*STATED EXERCISE:*
Report how many lines in the records hold the string "получении"; give the number and nothing else.

Entries taken from a collection
--- BEGIN ---

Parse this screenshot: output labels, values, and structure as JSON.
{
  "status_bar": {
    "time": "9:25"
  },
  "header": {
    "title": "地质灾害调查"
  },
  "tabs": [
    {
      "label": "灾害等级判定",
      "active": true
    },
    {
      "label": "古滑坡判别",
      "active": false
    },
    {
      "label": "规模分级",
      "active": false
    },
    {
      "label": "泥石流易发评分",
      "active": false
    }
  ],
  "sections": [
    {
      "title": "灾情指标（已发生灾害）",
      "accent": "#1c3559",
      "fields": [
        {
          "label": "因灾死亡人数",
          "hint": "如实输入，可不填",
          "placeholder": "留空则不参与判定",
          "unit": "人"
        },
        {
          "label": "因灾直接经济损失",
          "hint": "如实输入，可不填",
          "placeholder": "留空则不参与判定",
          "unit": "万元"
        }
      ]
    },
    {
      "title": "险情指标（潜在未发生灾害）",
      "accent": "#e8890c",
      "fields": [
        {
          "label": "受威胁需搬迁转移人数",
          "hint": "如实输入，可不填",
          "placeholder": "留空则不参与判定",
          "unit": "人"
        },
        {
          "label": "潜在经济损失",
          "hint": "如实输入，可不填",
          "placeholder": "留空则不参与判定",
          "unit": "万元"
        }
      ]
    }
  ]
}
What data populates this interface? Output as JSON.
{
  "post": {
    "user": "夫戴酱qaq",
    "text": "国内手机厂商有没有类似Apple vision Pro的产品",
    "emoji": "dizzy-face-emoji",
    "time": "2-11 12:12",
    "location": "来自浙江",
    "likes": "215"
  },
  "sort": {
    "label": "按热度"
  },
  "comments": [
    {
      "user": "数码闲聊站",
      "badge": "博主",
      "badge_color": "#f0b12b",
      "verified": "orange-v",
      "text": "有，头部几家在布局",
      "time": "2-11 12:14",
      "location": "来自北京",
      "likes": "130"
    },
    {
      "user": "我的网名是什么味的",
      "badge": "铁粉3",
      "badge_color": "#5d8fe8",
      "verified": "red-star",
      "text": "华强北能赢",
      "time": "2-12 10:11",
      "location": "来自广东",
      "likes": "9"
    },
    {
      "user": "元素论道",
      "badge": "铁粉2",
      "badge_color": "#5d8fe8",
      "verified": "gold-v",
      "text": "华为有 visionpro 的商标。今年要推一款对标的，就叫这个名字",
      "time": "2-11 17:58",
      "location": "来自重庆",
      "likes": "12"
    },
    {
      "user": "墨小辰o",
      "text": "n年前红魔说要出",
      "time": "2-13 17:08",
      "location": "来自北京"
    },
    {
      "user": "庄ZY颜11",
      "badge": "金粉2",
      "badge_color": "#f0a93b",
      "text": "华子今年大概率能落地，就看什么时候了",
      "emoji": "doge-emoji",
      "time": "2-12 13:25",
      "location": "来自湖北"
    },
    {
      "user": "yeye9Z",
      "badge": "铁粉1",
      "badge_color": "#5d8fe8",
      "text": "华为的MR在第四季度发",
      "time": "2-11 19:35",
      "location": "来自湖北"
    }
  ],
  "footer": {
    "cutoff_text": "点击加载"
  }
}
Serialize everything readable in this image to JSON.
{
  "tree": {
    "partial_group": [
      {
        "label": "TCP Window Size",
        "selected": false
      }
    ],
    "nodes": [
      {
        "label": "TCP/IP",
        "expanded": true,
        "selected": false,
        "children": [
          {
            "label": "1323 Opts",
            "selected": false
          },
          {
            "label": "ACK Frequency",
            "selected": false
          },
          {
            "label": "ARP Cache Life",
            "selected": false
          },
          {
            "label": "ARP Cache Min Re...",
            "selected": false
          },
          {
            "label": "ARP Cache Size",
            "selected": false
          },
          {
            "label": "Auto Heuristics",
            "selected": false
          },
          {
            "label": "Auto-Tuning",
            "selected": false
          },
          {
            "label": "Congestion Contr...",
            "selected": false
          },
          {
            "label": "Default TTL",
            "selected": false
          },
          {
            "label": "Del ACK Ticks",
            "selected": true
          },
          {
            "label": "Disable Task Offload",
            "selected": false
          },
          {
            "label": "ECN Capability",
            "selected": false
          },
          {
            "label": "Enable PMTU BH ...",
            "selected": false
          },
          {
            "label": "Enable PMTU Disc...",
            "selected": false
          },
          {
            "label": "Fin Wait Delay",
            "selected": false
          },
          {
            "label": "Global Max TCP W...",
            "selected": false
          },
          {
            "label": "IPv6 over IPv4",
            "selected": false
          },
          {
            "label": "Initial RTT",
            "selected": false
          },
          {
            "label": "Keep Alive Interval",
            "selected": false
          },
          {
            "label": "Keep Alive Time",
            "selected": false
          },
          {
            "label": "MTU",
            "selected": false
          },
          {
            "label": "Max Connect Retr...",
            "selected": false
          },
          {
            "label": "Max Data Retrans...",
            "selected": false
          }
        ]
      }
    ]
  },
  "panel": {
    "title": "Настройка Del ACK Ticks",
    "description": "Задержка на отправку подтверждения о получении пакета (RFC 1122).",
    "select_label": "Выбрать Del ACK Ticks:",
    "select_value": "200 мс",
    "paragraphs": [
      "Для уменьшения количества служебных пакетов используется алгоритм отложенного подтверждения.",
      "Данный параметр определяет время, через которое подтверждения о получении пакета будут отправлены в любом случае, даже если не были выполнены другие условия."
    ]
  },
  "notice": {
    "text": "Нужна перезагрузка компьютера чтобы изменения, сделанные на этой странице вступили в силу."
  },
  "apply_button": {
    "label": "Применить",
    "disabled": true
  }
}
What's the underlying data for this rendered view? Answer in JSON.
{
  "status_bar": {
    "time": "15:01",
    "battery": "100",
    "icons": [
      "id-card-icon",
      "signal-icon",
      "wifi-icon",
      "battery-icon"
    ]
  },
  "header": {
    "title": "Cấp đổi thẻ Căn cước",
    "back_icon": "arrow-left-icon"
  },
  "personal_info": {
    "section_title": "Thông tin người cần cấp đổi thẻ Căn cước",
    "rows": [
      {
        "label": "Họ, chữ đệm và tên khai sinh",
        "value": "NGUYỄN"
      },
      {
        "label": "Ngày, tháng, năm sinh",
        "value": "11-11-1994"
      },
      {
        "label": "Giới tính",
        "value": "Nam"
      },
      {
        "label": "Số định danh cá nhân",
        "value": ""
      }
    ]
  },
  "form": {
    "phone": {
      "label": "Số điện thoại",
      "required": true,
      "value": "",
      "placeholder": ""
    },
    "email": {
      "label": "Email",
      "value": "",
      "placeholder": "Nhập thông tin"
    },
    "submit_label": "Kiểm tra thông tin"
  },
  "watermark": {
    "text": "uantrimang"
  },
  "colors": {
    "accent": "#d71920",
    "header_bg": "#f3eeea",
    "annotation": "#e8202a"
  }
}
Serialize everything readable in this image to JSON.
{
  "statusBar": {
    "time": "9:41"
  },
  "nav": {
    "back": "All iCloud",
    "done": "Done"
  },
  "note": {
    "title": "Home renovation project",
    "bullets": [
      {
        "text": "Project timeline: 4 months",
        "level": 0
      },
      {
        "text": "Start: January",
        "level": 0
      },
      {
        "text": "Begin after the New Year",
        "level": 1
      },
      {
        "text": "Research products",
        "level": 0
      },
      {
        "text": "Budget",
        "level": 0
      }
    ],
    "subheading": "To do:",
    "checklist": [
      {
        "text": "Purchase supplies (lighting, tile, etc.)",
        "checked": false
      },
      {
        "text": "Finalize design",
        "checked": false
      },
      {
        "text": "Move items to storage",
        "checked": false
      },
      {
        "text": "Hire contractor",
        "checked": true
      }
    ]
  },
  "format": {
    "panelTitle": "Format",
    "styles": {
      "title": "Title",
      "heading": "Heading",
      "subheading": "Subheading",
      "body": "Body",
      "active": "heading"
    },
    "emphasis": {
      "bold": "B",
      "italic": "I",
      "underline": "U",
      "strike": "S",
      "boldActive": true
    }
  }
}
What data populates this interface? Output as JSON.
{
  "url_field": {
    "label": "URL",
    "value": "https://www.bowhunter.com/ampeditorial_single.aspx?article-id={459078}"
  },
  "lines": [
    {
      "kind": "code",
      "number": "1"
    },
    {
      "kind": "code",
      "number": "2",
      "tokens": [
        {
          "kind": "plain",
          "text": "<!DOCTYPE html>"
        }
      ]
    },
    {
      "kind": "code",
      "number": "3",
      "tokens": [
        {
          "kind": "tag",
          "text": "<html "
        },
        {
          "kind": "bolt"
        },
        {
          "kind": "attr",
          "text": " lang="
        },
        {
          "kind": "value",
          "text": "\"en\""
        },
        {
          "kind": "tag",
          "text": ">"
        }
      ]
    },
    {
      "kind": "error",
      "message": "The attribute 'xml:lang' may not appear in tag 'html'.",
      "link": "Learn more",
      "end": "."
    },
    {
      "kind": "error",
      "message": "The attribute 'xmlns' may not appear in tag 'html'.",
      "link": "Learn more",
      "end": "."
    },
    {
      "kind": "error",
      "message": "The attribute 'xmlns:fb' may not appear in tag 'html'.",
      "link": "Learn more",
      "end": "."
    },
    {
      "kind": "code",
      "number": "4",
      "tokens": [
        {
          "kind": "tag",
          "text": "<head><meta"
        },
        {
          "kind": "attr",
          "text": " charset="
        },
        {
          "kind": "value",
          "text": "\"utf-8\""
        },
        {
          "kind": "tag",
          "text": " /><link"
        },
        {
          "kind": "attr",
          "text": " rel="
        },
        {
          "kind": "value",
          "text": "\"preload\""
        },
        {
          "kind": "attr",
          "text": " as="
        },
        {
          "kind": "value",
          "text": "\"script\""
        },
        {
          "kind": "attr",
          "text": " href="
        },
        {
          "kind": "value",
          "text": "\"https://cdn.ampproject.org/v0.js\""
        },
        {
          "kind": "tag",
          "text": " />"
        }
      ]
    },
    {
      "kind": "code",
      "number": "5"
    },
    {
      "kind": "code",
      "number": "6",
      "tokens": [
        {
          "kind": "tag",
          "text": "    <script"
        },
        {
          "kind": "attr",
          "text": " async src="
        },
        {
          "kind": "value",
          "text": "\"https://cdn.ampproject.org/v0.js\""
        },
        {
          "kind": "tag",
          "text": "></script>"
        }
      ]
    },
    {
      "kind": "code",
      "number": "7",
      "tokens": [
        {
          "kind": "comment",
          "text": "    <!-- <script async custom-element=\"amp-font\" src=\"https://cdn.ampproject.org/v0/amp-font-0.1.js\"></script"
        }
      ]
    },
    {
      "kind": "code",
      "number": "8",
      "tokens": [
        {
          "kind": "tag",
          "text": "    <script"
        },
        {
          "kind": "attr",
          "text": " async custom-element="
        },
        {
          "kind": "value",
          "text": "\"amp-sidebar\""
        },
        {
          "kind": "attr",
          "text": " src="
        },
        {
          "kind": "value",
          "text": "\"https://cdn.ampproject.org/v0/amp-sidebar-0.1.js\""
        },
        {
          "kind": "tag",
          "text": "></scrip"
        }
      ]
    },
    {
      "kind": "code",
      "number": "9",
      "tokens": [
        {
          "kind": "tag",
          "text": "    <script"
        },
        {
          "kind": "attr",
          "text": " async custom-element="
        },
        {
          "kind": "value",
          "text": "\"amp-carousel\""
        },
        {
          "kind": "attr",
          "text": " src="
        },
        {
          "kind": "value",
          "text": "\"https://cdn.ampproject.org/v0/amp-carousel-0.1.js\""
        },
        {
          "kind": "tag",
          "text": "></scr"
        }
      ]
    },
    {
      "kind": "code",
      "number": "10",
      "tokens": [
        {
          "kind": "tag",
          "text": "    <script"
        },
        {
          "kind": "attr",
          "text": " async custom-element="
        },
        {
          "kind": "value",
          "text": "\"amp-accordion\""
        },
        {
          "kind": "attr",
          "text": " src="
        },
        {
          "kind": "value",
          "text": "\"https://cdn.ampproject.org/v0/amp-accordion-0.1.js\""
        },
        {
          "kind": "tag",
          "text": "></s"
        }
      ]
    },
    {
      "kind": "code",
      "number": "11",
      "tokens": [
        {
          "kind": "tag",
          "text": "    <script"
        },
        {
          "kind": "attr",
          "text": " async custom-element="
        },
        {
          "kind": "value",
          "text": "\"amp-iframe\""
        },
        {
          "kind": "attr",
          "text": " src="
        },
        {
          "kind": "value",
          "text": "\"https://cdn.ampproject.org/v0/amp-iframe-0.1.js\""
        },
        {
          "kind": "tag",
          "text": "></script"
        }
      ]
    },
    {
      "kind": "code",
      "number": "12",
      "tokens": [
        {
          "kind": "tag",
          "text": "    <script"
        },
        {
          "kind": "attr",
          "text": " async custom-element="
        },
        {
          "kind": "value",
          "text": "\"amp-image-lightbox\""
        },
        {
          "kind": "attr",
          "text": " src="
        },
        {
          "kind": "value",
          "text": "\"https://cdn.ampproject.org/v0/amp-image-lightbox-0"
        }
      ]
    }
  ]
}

--- END ---

*TASK RESPONSE:*
2